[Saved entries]

☆ ☆ ☆ ☆

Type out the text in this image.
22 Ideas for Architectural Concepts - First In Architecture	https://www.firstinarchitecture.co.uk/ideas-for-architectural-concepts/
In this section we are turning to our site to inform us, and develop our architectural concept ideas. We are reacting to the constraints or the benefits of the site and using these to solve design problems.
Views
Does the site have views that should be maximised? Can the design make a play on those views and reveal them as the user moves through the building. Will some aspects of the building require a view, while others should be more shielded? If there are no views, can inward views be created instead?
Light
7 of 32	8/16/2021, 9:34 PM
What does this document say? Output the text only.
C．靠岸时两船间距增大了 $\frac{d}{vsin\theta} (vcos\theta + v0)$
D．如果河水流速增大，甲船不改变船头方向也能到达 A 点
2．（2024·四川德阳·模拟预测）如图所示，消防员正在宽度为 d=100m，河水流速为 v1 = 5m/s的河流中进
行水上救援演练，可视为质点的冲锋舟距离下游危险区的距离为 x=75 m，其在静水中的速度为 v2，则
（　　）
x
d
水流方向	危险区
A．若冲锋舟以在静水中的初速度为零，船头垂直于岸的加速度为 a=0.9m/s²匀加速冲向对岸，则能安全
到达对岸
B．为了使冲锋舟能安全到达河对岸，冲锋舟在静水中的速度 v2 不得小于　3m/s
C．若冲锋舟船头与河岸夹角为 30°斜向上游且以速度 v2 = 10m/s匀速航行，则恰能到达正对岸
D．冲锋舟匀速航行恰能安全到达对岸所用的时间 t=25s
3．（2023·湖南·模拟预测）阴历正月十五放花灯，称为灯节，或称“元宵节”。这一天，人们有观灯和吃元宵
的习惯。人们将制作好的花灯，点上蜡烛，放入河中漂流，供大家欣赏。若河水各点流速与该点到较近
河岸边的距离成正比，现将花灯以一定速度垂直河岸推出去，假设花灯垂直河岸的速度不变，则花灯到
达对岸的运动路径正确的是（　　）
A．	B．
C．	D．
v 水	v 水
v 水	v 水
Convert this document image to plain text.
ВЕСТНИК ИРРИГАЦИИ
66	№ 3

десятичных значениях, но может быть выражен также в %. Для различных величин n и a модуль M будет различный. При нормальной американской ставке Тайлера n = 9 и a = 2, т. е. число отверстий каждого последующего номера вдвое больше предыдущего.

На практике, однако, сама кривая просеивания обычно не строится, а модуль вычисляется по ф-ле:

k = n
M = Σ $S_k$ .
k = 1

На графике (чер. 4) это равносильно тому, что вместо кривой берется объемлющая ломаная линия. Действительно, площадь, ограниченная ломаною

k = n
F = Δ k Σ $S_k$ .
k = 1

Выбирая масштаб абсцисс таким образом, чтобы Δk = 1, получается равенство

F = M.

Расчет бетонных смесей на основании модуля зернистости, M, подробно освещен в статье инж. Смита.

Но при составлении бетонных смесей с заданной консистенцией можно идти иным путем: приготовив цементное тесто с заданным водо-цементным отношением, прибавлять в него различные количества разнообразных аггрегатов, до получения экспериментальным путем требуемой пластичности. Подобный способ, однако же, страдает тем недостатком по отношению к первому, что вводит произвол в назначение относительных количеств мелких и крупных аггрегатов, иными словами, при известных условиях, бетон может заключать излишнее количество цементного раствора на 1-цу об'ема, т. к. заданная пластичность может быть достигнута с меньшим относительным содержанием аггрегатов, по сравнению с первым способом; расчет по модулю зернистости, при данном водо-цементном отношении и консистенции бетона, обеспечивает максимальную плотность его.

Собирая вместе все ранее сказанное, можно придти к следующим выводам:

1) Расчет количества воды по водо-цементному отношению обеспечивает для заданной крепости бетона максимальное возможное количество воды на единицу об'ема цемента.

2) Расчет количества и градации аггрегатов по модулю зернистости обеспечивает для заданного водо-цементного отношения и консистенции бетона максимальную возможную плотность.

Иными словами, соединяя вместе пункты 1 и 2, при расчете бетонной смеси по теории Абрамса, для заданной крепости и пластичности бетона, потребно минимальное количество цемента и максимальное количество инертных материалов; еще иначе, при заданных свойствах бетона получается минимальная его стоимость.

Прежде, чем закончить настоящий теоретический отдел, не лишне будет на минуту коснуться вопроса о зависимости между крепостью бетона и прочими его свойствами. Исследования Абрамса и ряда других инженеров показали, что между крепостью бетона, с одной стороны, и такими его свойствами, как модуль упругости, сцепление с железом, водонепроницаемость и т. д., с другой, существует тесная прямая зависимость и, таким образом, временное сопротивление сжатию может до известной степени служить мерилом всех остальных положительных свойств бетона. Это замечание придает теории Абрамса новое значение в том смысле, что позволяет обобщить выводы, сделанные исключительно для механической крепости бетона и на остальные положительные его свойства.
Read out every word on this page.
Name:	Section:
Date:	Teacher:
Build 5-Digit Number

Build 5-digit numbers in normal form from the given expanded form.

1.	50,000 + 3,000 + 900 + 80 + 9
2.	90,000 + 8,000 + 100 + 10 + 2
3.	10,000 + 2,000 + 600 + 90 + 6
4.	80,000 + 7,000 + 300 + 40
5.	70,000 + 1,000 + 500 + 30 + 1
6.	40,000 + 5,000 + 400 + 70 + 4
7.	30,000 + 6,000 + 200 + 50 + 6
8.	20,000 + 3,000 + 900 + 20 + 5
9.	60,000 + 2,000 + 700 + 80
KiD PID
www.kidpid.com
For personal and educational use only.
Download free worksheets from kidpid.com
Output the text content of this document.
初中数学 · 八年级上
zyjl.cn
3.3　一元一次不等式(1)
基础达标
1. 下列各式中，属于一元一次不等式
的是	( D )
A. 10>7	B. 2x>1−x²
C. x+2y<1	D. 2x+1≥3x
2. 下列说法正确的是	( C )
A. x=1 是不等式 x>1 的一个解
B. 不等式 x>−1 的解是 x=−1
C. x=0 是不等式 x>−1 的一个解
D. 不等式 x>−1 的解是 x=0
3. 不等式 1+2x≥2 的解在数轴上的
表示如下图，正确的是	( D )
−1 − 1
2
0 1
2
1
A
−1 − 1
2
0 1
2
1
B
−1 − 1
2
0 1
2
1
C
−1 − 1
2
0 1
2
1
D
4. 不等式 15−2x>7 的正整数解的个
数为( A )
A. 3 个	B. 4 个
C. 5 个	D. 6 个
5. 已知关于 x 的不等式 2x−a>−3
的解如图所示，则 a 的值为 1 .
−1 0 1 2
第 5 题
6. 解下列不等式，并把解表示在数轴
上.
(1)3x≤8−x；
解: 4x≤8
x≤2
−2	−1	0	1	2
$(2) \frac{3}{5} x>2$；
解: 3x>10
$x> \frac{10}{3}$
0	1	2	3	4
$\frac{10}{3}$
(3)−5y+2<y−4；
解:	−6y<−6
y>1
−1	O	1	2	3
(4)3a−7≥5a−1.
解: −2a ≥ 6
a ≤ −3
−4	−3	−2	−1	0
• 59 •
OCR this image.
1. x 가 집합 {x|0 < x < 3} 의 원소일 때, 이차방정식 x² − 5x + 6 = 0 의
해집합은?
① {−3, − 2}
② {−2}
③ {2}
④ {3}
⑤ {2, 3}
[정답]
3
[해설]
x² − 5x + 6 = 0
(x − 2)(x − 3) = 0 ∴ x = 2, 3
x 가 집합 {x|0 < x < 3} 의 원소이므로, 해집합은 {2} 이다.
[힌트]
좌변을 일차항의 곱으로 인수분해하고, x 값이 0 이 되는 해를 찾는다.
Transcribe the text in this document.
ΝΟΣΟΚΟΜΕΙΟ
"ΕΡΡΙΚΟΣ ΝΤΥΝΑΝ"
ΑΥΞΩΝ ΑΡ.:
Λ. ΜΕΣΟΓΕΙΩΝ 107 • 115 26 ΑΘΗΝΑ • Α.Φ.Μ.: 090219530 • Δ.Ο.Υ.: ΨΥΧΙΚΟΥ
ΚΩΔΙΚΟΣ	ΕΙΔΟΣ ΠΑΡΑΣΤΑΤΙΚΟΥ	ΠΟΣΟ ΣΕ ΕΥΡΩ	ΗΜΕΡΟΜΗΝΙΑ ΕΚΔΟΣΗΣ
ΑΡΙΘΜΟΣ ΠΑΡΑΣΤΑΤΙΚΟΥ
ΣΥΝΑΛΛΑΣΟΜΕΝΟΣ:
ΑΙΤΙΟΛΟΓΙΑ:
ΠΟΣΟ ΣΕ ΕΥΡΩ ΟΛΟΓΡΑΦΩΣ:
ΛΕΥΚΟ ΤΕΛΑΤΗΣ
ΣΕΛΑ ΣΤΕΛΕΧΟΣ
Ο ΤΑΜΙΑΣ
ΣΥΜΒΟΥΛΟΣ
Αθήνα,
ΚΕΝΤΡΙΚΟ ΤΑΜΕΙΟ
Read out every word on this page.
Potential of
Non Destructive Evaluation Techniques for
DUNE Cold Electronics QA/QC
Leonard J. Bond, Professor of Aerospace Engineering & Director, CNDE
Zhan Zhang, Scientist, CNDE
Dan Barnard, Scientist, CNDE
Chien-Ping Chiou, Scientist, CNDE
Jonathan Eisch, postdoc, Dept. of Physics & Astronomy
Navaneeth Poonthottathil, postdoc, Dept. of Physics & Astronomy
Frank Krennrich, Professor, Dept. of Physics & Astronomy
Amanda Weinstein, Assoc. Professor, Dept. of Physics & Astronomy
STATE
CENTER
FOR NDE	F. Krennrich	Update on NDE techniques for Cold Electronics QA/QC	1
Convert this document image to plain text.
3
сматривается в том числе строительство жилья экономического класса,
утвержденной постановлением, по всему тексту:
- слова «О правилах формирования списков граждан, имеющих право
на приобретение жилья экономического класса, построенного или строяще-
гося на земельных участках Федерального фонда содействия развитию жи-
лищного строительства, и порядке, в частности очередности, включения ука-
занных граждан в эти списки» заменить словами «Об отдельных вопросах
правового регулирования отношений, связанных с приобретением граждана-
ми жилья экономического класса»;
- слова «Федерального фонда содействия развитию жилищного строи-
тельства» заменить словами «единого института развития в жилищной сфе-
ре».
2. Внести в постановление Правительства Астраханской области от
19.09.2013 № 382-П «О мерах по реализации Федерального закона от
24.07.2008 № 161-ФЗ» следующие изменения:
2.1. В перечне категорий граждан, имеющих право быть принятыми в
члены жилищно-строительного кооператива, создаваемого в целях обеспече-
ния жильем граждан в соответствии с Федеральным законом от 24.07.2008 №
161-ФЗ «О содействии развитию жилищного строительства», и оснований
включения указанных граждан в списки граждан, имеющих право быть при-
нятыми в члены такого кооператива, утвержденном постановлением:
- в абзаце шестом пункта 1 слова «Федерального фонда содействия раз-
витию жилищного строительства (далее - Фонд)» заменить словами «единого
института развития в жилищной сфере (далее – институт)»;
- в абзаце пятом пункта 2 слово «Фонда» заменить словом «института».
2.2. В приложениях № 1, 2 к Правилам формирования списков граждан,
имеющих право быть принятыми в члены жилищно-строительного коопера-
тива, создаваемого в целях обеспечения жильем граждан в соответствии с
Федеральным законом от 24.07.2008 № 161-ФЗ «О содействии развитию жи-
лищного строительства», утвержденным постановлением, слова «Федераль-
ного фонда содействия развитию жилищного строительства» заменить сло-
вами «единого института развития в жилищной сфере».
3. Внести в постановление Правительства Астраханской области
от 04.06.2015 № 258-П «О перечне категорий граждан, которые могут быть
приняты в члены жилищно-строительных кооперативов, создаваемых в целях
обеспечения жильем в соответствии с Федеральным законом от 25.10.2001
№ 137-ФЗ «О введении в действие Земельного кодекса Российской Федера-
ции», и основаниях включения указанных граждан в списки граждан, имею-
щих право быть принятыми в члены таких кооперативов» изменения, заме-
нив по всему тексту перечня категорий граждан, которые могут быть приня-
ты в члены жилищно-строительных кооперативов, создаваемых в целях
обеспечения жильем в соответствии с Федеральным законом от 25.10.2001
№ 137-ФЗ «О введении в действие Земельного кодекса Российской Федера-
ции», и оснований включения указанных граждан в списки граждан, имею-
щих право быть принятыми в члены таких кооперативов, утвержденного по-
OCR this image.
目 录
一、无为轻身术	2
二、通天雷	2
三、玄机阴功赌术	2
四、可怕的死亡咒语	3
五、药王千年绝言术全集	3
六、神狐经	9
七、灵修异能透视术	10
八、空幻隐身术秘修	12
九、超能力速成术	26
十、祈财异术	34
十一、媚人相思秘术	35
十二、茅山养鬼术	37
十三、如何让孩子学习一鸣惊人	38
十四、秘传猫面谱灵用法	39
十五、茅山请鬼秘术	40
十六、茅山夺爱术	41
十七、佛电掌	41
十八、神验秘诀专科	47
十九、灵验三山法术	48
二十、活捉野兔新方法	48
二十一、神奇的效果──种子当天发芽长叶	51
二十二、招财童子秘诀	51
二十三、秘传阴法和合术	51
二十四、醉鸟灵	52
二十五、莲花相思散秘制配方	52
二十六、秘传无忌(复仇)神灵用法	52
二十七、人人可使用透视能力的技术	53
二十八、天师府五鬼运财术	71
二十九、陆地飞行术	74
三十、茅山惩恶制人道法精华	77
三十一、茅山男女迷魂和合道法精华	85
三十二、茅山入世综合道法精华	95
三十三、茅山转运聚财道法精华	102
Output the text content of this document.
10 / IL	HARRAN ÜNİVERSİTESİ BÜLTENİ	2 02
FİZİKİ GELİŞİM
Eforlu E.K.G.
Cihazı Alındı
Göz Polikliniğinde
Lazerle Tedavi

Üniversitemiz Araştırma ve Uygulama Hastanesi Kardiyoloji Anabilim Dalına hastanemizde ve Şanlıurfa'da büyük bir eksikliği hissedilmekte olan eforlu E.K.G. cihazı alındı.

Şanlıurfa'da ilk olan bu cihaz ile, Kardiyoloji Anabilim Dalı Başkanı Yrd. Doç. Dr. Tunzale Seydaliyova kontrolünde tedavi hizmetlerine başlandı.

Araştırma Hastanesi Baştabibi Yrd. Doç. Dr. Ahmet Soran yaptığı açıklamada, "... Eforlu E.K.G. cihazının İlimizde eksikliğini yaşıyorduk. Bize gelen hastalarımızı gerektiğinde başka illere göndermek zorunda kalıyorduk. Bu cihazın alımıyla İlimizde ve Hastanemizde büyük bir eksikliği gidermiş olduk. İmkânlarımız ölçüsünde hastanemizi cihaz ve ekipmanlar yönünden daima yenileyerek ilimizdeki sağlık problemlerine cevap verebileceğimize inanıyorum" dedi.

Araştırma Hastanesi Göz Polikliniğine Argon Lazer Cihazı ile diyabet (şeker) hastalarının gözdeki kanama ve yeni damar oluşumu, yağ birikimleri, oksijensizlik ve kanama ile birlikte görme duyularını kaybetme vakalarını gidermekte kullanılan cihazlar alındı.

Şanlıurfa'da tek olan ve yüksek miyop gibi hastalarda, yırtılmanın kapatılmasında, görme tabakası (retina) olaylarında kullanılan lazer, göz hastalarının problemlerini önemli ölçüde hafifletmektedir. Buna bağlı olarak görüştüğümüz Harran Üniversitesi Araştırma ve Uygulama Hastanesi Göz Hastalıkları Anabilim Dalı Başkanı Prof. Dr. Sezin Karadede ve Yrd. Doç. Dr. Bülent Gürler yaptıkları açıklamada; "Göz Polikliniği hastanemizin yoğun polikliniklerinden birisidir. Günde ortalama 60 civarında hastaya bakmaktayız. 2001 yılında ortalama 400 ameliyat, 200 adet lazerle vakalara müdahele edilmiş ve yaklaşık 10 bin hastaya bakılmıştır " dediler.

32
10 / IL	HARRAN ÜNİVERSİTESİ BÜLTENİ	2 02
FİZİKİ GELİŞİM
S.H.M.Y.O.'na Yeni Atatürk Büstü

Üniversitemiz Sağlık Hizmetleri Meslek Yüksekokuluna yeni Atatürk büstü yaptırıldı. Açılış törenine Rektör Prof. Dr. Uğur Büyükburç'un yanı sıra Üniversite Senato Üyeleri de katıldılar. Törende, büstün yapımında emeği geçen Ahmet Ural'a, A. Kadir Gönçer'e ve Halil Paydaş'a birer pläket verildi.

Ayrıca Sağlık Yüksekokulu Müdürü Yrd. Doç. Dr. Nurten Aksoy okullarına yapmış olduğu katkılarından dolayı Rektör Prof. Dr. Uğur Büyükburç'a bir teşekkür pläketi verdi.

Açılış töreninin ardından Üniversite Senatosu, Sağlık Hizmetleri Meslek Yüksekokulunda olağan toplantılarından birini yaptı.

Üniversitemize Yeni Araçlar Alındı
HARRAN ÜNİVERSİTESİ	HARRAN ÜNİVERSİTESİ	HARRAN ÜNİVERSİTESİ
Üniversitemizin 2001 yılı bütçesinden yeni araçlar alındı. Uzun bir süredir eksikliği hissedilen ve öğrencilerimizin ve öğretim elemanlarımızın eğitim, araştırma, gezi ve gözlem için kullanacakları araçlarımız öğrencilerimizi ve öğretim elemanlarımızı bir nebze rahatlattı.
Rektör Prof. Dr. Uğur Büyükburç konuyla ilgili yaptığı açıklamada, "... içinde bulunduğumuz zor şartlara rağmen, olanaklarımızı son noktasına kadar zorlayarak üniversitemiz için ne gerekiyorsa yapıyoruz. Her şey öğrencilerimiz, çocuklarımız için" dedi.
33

☆ ☆ ☆ ☆

◆ The problem ◆
Go through the records and show every line with the string "kidpid" in it.

◆ Exercise response ◆
www.kidpid.com
Download free worksheets from kidpid.com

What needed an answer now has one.